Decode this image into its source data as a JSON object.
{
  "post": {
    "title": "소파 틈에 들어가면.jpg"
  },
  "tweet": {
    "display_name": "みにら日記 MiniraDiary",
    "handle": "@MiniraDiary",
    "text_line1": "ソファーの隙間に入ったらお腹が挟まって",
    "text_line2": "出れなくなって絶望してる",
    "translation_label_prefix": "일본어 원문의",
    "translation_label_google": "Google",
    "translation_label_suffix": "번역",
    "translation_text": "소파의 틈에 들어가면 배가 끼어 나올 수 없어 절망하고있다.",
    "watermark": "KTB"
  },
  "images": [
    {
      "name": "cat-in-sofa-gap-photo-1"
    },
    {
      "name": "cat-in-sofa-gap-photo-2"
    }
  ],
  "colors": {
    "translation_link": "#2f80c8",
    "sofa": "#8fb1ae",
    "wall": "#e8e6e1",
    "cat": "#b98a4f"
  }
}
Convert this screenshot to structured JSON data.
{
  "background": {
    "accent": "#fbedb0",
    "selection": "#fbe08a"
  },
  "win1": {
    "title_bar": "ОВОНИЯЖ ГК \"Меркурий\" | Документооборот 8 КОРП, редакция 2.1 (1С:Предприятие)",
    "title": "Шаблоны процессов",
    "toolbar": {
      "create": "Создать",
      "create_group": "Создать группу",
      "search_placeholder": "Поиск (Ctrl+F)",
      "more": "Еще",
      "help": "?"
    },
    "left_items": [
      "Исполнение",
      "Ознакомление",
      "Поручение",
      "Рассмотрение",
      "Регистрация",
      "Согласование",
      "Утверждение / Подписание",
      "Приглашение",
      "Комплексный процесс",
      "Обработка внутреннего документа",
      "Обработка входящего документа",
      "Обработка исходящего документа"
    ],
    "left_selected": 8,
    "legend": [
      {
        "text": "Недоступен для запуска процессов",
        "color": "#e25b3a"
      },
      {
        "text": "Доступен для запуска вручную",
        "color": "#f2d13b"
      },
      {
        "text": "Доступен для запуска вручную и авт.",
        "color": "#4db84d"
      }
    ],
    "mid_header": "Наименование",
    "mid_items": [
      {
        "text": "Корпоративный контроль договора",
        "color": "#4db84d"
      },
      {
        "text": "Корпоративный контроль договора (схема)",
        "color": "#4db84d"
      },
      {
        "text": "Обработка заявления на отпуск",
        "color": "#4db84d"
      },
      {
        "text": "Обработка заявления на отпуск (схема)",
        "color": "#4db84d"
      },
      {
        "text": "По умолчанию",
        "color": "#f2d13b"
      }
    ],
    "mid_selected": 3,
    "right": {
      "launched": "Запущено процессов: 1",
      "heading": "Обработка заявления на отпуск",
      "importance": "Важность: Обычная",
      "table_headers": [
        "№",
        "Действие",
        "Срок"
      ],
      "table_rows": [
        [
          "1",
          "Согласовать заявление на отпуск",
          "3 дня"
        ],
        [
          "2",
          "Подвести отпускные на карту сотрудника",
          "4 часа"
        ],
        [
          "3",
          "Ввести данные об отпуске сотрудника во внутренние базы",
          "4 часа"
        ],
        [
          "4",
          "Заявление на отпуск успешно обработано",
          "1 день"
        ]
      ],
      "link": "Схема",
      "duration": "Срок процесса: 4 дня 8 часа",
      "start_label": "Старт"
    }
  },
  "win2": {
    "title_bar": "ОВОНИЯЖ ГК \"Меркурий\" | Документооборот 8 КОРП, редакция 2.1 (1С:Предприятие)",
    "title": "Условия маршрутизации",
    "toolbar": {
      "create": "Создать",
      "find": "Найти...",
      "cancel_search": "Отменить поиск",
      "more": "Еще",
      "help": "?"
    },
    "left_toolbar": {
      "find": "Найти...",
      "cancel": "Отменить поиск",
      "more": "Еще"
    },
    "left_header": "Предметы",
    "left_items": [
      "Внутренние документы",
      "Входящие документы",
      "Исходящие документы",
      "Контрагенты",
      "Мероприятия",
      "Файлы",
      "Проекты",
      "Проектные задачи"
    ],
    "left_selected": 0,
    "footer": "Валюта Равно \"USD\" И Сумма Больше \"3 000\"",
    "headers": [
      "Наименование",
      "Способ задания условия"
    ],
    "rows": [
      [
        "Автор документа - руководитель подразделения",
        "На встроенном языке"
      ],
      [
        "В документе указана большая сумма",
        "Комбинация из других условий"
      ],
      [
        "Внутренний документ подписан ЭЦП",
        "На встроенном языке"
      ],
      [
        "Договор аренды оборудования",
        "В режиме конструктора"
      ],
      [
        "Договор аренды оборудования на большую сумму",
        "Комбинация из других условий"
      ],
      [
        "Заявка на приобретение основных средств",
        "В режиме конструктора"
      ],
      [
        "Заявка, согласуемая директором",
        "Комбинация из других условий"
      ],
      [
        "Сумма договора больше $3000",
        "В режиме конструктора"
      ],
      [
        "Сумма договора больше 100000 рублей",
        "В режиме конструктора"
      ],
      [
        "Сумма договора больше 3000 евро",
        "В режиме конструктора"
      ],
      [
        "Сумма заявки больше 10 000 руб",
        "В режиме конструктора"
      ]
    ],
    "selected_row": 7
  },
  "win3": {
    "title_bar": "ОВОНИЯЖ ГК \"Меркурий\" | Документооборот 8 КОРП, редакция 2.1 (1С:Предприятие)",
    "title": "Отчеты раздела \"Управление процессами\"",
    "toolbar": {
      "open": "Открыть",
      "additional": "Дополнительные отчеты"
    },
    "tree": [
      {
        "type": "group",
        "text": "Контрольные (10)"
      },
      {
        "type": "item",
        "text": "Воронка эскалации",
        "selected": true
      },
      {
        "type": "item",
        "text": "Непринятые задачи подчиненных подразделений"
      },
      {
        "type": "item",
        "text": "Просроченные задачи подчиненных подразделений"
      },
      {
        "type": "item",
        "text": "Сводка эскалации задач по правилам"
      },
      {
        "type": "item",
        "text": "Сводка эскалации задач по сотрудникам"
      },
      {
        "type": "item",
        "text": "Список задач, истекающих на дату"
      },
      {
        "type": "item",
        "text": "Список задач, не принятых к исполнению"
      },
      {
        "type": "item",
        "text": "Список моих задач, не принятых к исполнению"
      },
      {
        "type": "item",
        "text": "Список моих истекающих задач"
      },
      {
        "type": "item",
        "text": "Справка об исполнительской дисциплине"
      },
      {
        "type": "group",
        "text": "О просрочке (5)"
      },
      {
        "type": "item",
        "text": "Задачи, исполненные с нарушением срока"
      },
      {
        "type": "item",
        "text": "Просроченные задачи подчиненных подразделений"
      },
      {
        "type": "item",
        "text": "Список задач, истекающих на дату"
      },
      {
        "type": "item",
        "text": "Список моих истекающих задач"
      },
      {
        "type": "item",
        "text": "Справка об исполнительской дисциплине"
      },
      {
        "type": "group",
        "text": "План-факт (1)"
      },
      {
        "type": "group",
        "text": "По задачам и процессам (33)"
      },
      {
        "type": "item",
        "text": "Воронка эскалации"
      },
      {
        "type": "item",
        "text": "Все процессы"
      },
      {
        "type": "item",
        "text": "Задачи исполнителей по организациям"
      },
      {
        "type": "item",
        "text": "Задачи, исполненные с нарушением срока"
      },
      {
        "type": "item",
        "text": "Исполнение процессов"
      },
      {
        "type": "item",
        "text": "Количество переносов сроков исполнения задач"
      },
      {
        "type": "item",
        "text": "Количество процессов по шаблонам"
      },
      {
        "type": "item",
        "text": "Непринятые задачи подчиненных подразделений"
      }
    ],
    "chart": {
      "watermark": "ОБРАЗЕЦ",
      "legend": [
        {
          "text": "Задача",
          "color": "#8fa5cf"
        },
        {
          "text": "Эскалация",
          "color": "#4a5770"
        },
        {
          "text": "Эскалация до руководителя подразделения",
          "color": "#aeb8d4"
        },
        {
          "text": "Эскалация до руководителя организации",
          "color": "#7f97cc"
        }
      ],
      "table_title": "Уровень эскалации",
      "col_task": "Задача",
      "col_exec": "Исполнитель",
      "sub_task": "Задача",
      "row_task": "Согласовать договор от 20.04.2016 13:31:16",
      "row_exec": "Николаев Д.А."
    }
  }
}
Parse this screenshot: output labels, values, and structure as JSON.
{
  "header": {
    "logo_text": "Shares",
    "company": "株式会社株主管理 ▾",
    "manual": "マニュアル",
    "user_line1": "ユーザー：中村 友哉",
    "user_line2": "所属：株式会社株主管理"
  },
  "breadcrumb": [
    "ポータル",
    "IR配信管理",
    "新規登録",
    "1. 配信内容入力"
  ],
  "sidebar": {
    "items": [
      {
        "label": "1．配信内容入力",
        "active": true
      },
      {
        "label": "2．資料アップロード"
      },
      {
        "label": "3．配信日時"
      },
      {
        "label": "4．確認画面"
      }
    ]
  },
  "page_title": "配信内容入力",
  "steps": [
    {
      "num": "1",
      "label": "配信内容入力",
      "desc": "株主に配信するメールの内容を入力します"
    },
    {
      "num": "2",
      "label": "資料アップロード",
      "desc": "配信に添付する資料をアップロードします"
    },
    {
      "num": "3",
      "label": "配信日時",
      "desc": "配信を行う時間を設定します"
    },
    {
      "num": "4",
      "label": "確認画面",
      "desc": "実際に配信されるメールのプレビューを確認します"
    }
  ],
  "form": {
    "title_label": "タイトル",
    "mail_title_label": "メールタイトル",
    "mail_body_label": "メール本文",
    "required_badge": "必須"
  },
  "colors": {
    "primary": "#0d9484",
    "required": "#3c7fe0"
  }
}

_ _ _ _

Count how many lines above carry the word "Исполнение". Only the number is required.

Full solution → 2